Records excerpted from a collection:
-*-*-
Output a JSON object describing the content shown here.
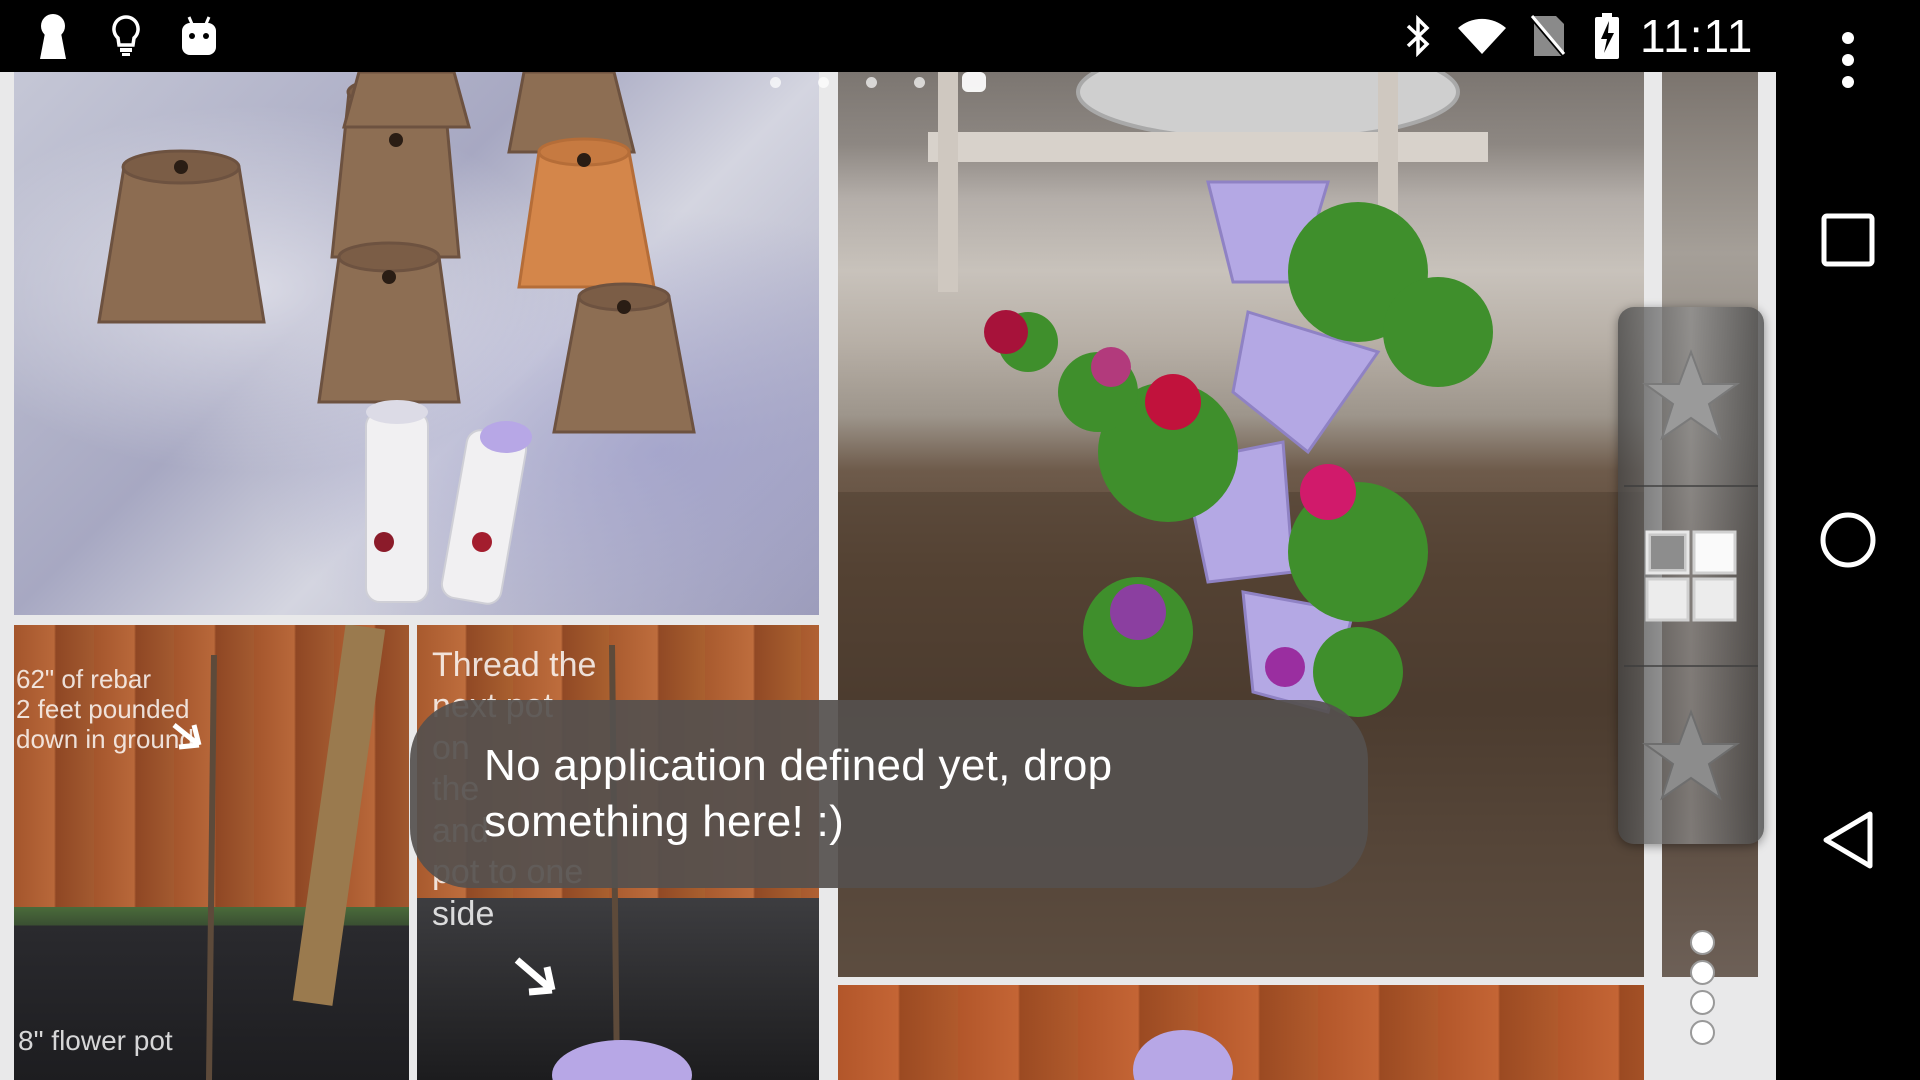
{
  "status_bar": {
    "time": "11:11",
    "left_icons": [
      "keyhole-icon",
      "lightbulb-icon",
      "android-icon"
    ],
    "right_icons": [
      "bluetooth-icon",
      "wifi-icon",
      "no-sim-icon",
      "battery-charging-icon"
    ]
  },
  "nav_bar": {
    "buttons": [
      "overflow-menu",
      "recents",
      "home",
      "back"
    ]
  },
  "dock": {
    "slots": [
      "star-icon",
      "grid-icon",
      "star-icon"
    ]
  },
  "page_indicator": {
    "count": 5,
    "active_index": 4
  },
  "wallpaper": {
    "captions": {
      "rebar": "62\" of rebar\n2 feet pounded\ndown in ground",
      "thread": "Thread the\nnext pot\non\nthe\nand\npot to one\nside",
      "flower_pot": "8\" flower pot"
    }
  },
  "toast": {
    "message": "No application defined yet, drop something here! :)"
  },
  "colors": {
    "status_bar_bg": "#000000",
    "toast_bg": "#55504e",
    "accent_purple": "#b7a7e6"
  }
}
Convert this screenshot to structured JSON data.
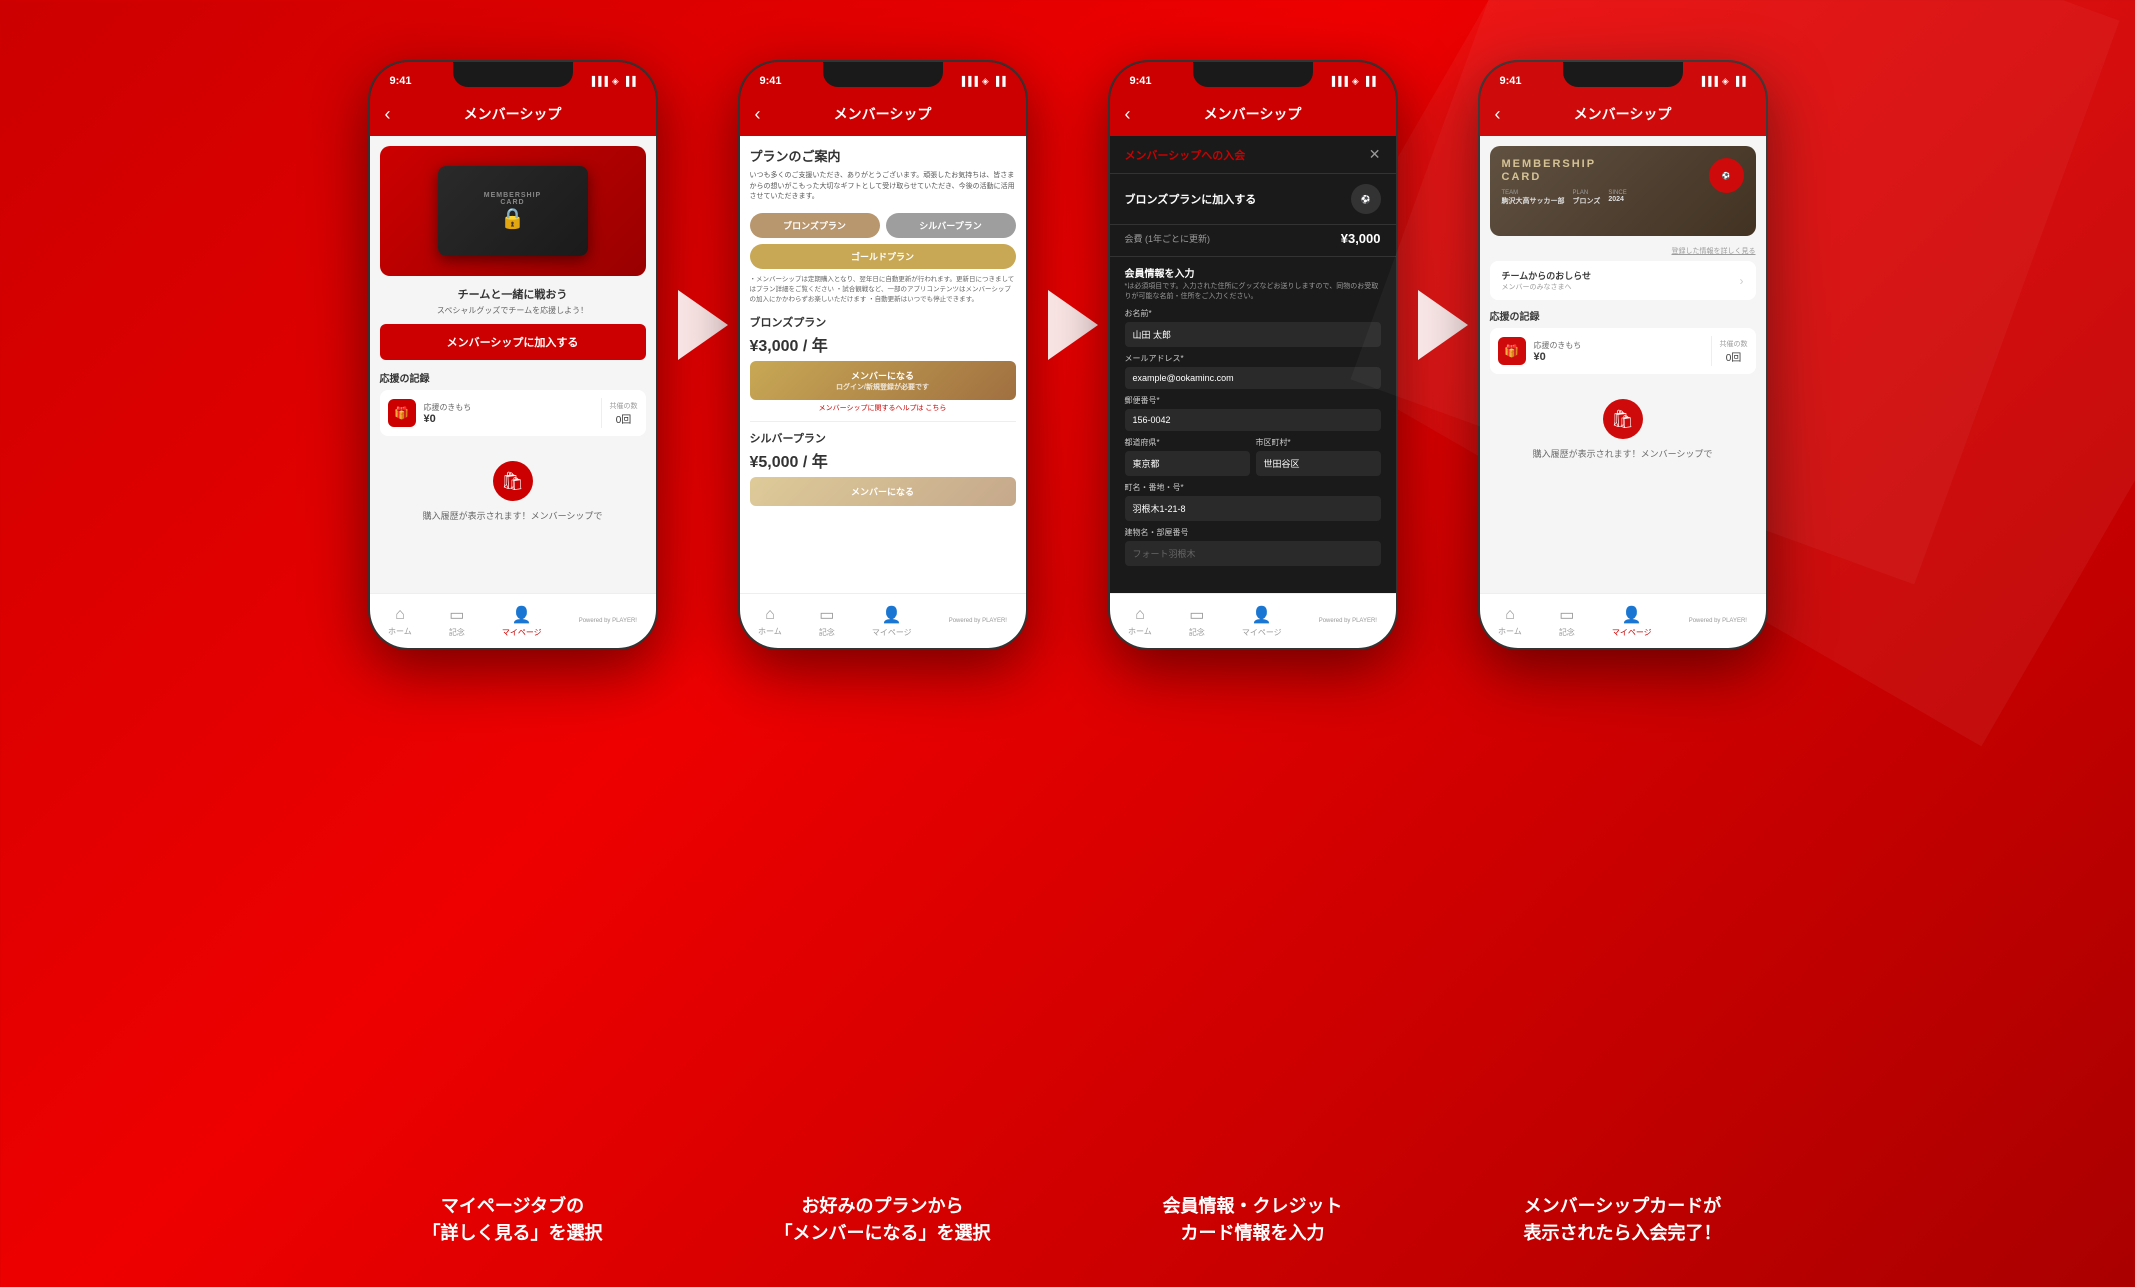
{
  "background": {
    "color": "#cc0000"
  },
  "phones": [
    {
      "id": "phone1",
      "status_bar": {
        "time": "9:41",
        "icons": "▐▐▐ ◈ ▐▐"
      },
      "header": {
        "title": "メンバーシップ",
        "back": "‹"
      },
      "card": {
        "text1": "MEMBERSHIP",
        "text2": "CARD",
        "lock": "🔒"
      },
      "subtitle": "チームと一緒に戦おう",
      "subdesc": "スペシャルグッズでチームを応援しよう！",
      "join_button": "メンバーシップに加入する",
      "support_title": "応援の記録",
      "support_label": "応援のきもち",
      "support_amount": "¥0",
      "count_label": "共催の数",
      "count_value": "0回",
      "purchase_text": "購入履歴が表示されます！メンバーシップで",
      "nav": {
        "home": "ホーム",
        "news": "記念",
        "mypage": "マイページ",
        "powered": "Powered by PLAYER!"
      }
    },
    {
      "id": "phone2",
      "status_bar": {
        "time": "9:41",
        "icons": "▐▐▐ ◈ ▐▐"
      },
      "header": {
        "title": "メンバーシップ",
        "back": "‹"
      },
      "plan_guide_title": "プランのご案内",
      "plan_guide_desc": "いつも多くのご支援いただき、ありがとうございます。頑張したお気持ちは、皆さまからの想いがこもった大切なギフトとして受け取らせていただき、今後の活動に活用させていただきます。",
      "btn_bronze": "ブロンズプラン",
      "btn_silver": "シルバープラン",
      "btn_gold": "ゴールドプラン",
      "notes": "・メンバーシップは定期購入となり、翌年日に自動更新が行われます。更新日につきましてはプラン詳細をご覧ください\n・試合観戦など、一部のアプリコンテンツはメンバーシップの加入にかかわらずお楽しいただけます\n・自動更新はいつでも停止できます。",
      "bronze_title": "ブロンズプラン",
      "bronze_price": "¥3,000 / 年",
      "bronze_btn": "メンバーになる",
      "bronze_btn_sub": "ログイン/新規登録が必要です",
      "help_text": "メンバーシップに関するヘルプは",
      "help_link": "こちら",
      "silver_title": "シルバープラン",
      "silver_price": "¥5,000 / 年",
      "silver_btn": "メンバーになる",
      "nav": {
        "home": "ホーム",
        "news": "記念",
        "mypage": "マイページ",
        "powered": "Powered by PLAYER!"
      }
    },
    {
      "id": "phone3",
      "status_bar": {
        "time": "9:41",
        "icons": "▐▐▐ ◈ ▐▐"
      },
      "header": {
        "title": "メンバーシップ",
        "back": "‹"
      },
      "modal_title": "メンバーシップへの入会",
      "modal_close": "✕",
      "plan_name": "ブロンズプランに加入する",
      "fee_label": "会費 (1年ごとに更新)",
      "fee_amount": "¥3,000",
      "form_title": "会員情報を入力",
      "form_note": "*は必須項目です。入力された住所にグッズなどお送りしますので、同物のお受取りが可能な名前・住所をご入力ください。",
      "name_label": "お名前*",
      "name_value": "山田 太郎",
      "email_label": "メールアドレス*",
      "email_value": "example@ookaminc.com",
      "postal_label": "郵便番号*",
      "postal_value": "156-0042",
      "prefecture_label": "都道府県*",
      "prefecture_value": "東京都",
      "city_label": "市区町村*",
      "city_value": "世田谷区",
      "address_label": "町名・番地・号*",
      "address_value": "羽根木1-21-8",
      "building_label": "建物名・部屋番号",
      "building_placeholder": "フォート羽根木",
      "nav": {
        "home": "ホーム",
        "news": "記念",
        "mypage": "マイページ",
        "powered": "Powered by PLAYER!"
      }
    },
    {
      "id": "phone4",
      "status_bar": {
        "time": "9:41",
        "icons": "▐▐▐ ◈ ▐▐"
      },
      "header": {
        "title": "メンバーシップ",
        "back": "‹"
      },
      "card_title1": "MEMBERSHIP",
      "card_title2": "CARD",
      "card_team_label": "TEAM",
      "card_team_value": "駒沢大高サッカー部",
      "card_plan_label": "PLAN",
      "card_plan_value": "ブロンズ",
      "card_since_label": "SINCE",
      "card_since_value": "2024",
      "card_detail_link": "登録した情報を詳しく見る",
      "news_title": "チームからのおしらせ",
      "news_sub": "メンバーのみなさまへ",
      "support_title": "応援の記録",
      "support_label": "応援のきもち",
      "support_amount": "¥0",
      "count_label": "共催の数",
      "count_value": "0回",
      "purchase_text": "購入履歴が表示されます！メンバーシップで",
      "nav": {
        "home": "ホーム",
        "news": "記念",
        "mypage": "マイページ",
        "powered": "Powered by PLAYER!"
      }
    }
  ],
  "captions": [
    "マイページタブの\n「詳しく見る」を選択",
    "お好みのプランから\n「メンバーになる」を選択",
    "会員情報・クレジット\nカード情報を入力",
    "メンバーシップカードが\n表示されたら入会完了！"
  ]
}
-*-*-
(SET TASK)
Your answer should be only a number: how many lines of the data above contain the string "here"?

(COMPLETED EXERCISE)
2